— DIRECTIONS FOR THIS TASK —
Could you transcribe every record below exactly as written, leaving out any pictures?

[Stored data]
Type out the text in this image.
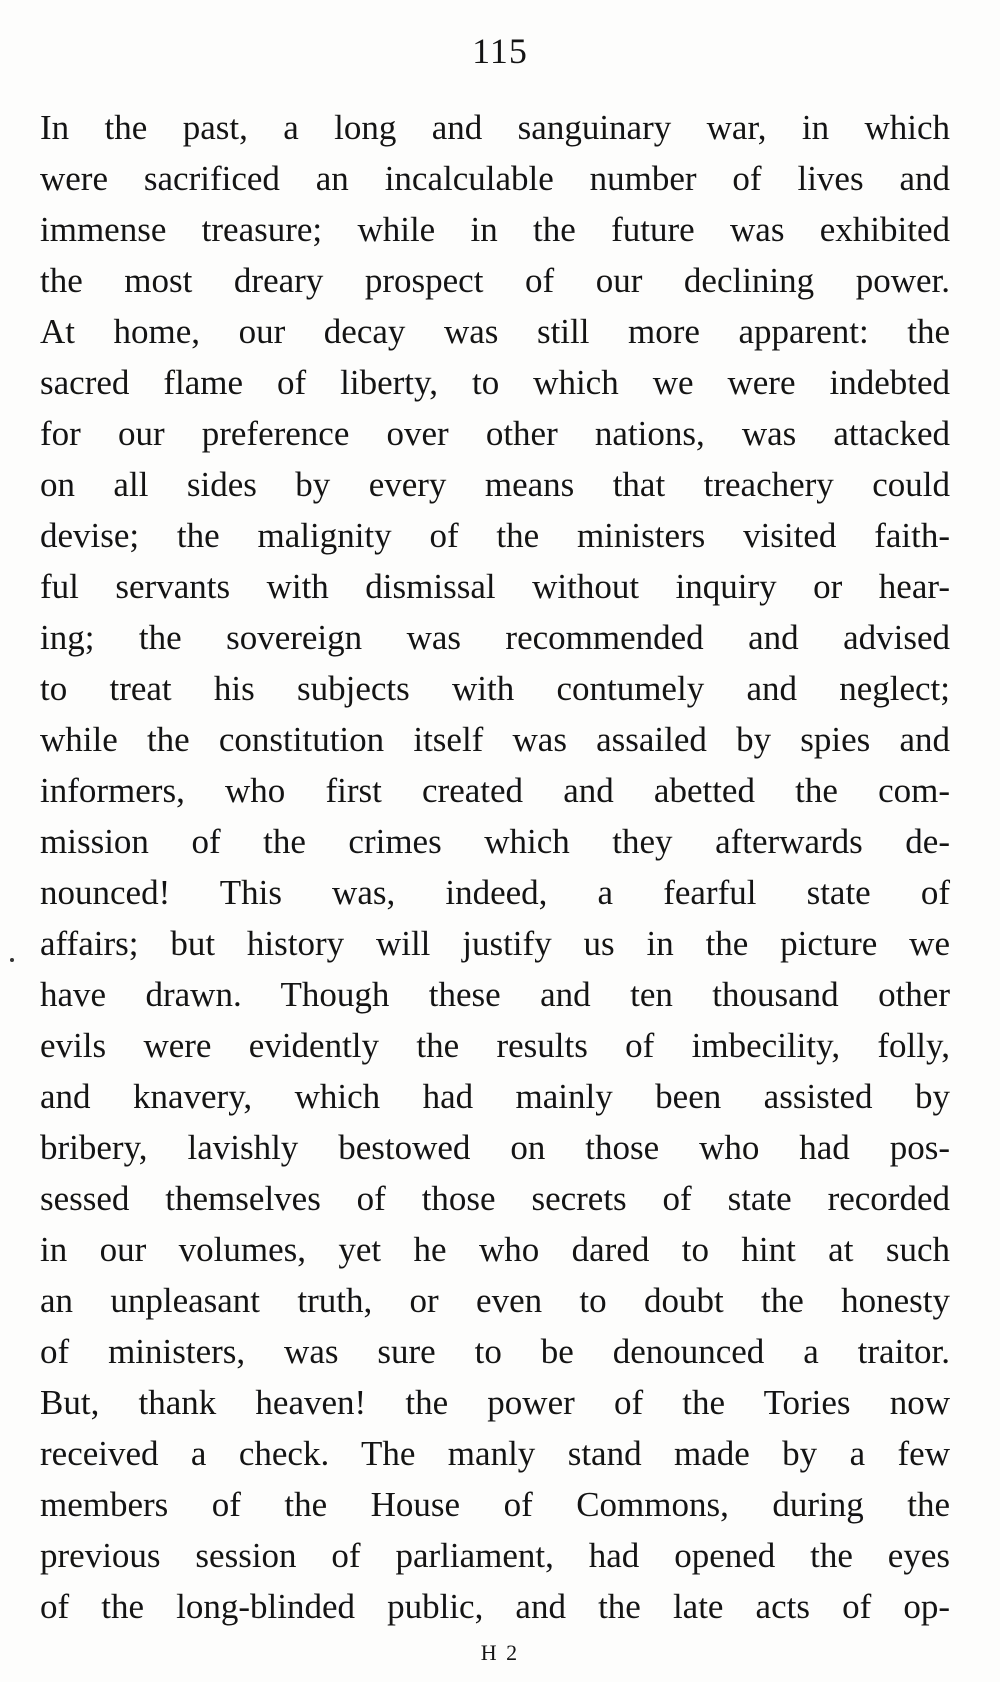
115
In the past, a long and sanguinary war, in which
were sacrificed an incalculable number of lives and
immense treasure; while in the future was exhibited
the most dreary prospect of our declining power.
At home, our decay was still more apparent: the
sacred flame of liberty, to which we were indebted
for our preference over other nations, was attacked
on all sides by every means that treachery could
devise; the malignity of the ministers visited faith-
ful servants with dismissal without inquiry or hear-
ing; the sovereign was recommended and advised
to treat his subjects with contumely and neglect;
while the constitution itself was assailed by spies and
informers, who first created and abetted the com-
mission of the crimes which they afterwards de-
nounced! This was, indeed, a fearful state of
affairs; but history will justify us in the picture we
have drawn. Though these and ten thousand other
evils were evidently the results of imbecility, folly,
and knavery, which had mainly been assisted by
bribery, lavishly bestowed on those who had pos-
sessed themselves of those secrets of state recorded
in our volumes, yet he who dared to hint at such
an unpleasant truth, or even to doubt the honesty
of ministers, was sure to be denounced a traitor.
But, thank heaven! the power of the Tories now
received a check. The manly stand made by a few
members of the House of Commons, during the
previous session of parliament, had opened the eyes
of the long-blinded public, and the late acts of op-
H 2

— OUTPUT OF THE TASK —
Type out the text in this image.
115
In the past, a long and sanguinary war, in which
were sacrificed an incalculable number of lives and
immense treasure; while in the future was exhibited
the most dreary prospect of our declining power.
At home, our decay was still more apparent: the
sacred flame of liberty, to which we were indebted
for our preference over other nations, was attacked
on all sides by every means that treachery could
devise; the malignity of the ministers visited faith-
ful servants with dismissal without inquiry or hear-
ing; the sovereign was recommended and advised
to treat his subjects with contumely and neglect;
while the constitution itself was assailed by spies and
informers, who first created and abetted the com-
mission of the crimes which they afterwards de-
nounced! This was, indeed, a fearful state of
affairs; but history will justify us in the picture we
have drawn. Though these and ten thousand other
evils were evidently the results of imbecility, folly,
and knavery, which had mainly been assisted by
bribery, lavishly bestowed on those who had pos-
sessed themselves of those secrets of state recorded
in our volumes, yet he who dared to hint at such
an unpleasant truth, or even to doubt the honesty
of ministers, was sure to be denounced a traitor.
But, thank heaven! the power of the Tories now
received a check. The manly stand made by a few
members of the House of Commons, during the
previous session of parliament, had opened the eyes
of the long-blinded public, and the late acts of op-
H 2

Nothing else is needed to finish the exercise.